> **Records to use**
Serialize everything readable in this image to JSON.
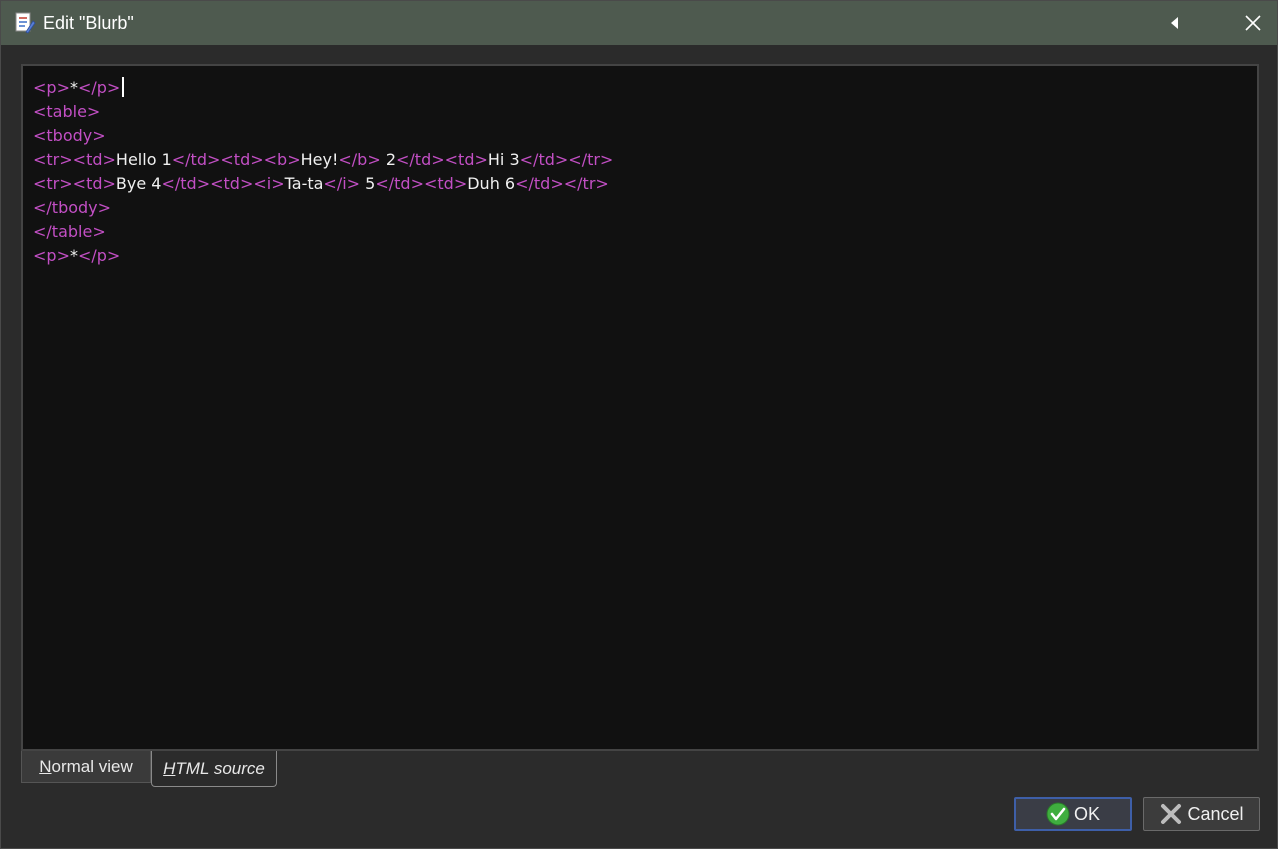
{
  "window": {
    "title": "Edit \"Blurb\""
  },
  "titlebar": {
    "icon": "document-edit-icon",
    "collapse_icon": "triangle-left-icon",
    "close_icon": "close-icon"
  },
  "editor": {
    "lines": [
      [
        {
          "t": "tag",
          "v": "<p>"
        },
        {
          "t": "txt",
          "v": "*"
        },
        {
          "t": "tag",
          "v": "</p>"
        }
      ],
      [
        {
          "t": "tag",
          "v": "<table>"
        }
      ],
      [
        {
          "t": "tag",
          "v": "<tbody>"
        }
      ],
      [
        {
          "t": "tag",
          "v": "<tr>"
        },
        {
          "t": "tag",
          "v": "<td>"
        },
        {
          "t": "txt",
          "v": "Hello 1"
        },
        {
          "t": "tag",
          "v": "</td>"
        },
        {
          "t": "tag",
          "v": "<td>"
        },
        {
          "t": "tag",
          "v": "<b>"
        },
        {
          "t": "txt",
          "v": "Hey!"
        },
        {
          "t": "tag",
          "v": "</b>"
        },
        {
          "t": "txt",
          "v": " 2"
        },
        {
          "t": "tag",
          "v": "</td>"
        },
        {
          "t": "tag",
          "v": "<td>"
        },
        {
          "t": "txt",
          "v": "Hi 3"
        },
        {
          "t": "tag",
          "v": "</td>"
        },
        {
          "t": "tag",
          "v": "</tr>"
        }
      ],
      [
        {
          "t": "tag",
          "v": "<tr>"
        },
        {
          "t": "tag",
          "v": "<td>"
        },
        {
          "t": "txt",
          "v": "Bye 4"
        },
        {
          "t": "tag",
          "v": "</td>"
        },
        {
          "t": "tag",
          "v": "<td>"
        },
        {
          "t": "tag",
          "v": "<i>"
        },
        {
          "t": "txt",
          "v": "Ta-ta"
        },
        {
          "t": "tag",
          "v": "</i>"
        },
        {
          "t": "txt",
          "v": " 5"
        },
        {
          "t": "tag",
          "v": "</td>"
        },
        {
          "t": "tag",
          "v": "<td>"
        },
        {
          "t": "txt",
          "v": "Duh 6"
        },
        {
          "t": "tag",
          "v": "</td>"
        },
        {
          "t": "tag",
          "v": "</tr>"
        }
      ],
      [
        {
          "t": "tag",
          "v": "</tbody>"
        }
      ],
      [
        {
          "t": "tag",
          "v": "</table>"
        }
      ],
      [
        {
          "t": "tag",
          "v": "<p>"
        },
        {
          "t": "txt",
          "v": "*"
        },
        {
          "t": "tag",
          "v": "</p>"
        }
      ]
    ],
    "tag_color": "#c24fc4",
    "text_color": "#f0f0f0",
    "background": "#111111"
  },
  "tabs": [
    {
      "label_mnemonic": "N",
      "label_rest": "ormal view",
      "selected": false
    },
    {
      "label_mnemonic": "H",
      "label_rest": "TML source",
      "selected": true
    }
  ],
  "buttons": {
    "ok_label": "OK",
    "ok_icon": "check-circle-icon",
    "cancel_label": "Cancel",
    "cancel_icon": "x-icon"
  },
  "colors": {
    "titlebar": "#4e5a4f",
    "ok_border": "#3e5fa8",
    "ok_icon_green": "#3fae3f"
  }
}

> **Work instructions**
Except for the pictures, give all the material above again verbatim.

> **Worked answer**
Serialize everything readable in this image to JSON.
{
  "window": {
    "title": "Edit \"Blurb\""
  },
  "titlebar": {
    "icon": "document-edit-icon",
    "collapse_icon": "triangle-left-icon",
    "close_icon": "close-icon"
  },
  "editor": {
    "lines": [
      [
        {
          "t": "tag",
          "v": "<p>"
        },
        {
          "t": "txt",
          "v": "*"
        },
        {
          "t": "tag",
          "v": "</p>"
        }
      ],
      [
        {
          "t": "tag",
          "v": "<table>"
        }
      ],
      [
        {
          "t": "tag",
          "v": "<tbody>"
        }
      ],
      [
        {
          "t": "tag",
          "v": "<tr>"
        },
        {
          "t": "tag",
          "v": "<td>"
        },
        {
          "t": "txt",
          "v": "Hello 1"
        },
        {
          "t": "tag",
          "v": "</td>"
        },
        {
          "t": "tag",
          "v": "<td>"
        },
        {
          "t": "tag",
          "v": "<b>"
        },
        {
          "t": "txt",
          "v": "Hey!"
        },
        {
          "t": "tag",
          "v": "</b>"
        },
        {
          "t": "txt",
          "v": " 2"
        },
        {
          "t": "tag",
          "v": "</td>"
        },
        {
          "t": "tag",
          "v": "<td>"
        },
        {
          "t": "txt",
          "v": "Hi 3"
        },
        {
          "t": "tag",
          "v": "</td>"
        },
        {
          "t": "tag",
          "v": "</tr>"
        }
      ],
      [
        {
          "t": "tag",
          "v": "<tr>"
        },
        {
          "t": "tag",
          "v": "<td>"
        },
        {
          "t": "txt",
          "v": "Bye 4"
        },
        {
          "t": "tag",
          "v": "</td>"
        },
        {
          "t": "tag",
          "v": "<td>"
        },
        {
          "t": "tag",
          "v": "<i>"
        },
        {
          "t": "txt",
          "v": "Ta-ta"
        },
        {
          "t": "tag",
          "v": "</i>"
        },
        {
          "t": "txt",
          "v": " 5"
        },
        {
          "t": "tag",
          "v": "</td>"
        },
        {
          "t": "tag",
          "v": "<td>"
        },
        {
          "t": "txt",
          "v": "Duh 6"
        },
        {
          "t": "tag",
          "v": "</td>"
        },
        {
          "t": "tag",
          "v": "</tr>"
        }
      ],
      [
        {
          "t": "tag",
          "v": "</tbody>"
        }
      ],
      [
        {
          "t": "tag",
          "v": "</table>"
        }
      ],
      [
        {
          "t": "tag",
          "v": "<p>"
        },
        {
          "t": "txt",
          "v": "*"
        },
        {
          "t": "tag",
          "v": "</p>"
        }
      ]
    ],
    "tag_color": "#c24fc4",
    "text_color": "#f0f0f0",
    "background": "#111111"
  },
  "tabs": [
    {
      "label_mnemonic": "N",
      "label_rest": "ormal view",
      "selected": false
    },
    {
      "label_mnemonic": "H",
      "label_rest": "TML source",
      "selected": true
    }
  ],
  "buttons": {
    "ok_label": "OK",
    "ok_icon": "check-circle-icon",
    "cancel_label": "Cancel",
    "cancel_icon": "x-icon"
  },
  "colors": {
    "titlebar": "#4e5a4f",
    "ok_border": "#3e5fa8",
    "ok_icon_green": "#3fae3f"
  }
}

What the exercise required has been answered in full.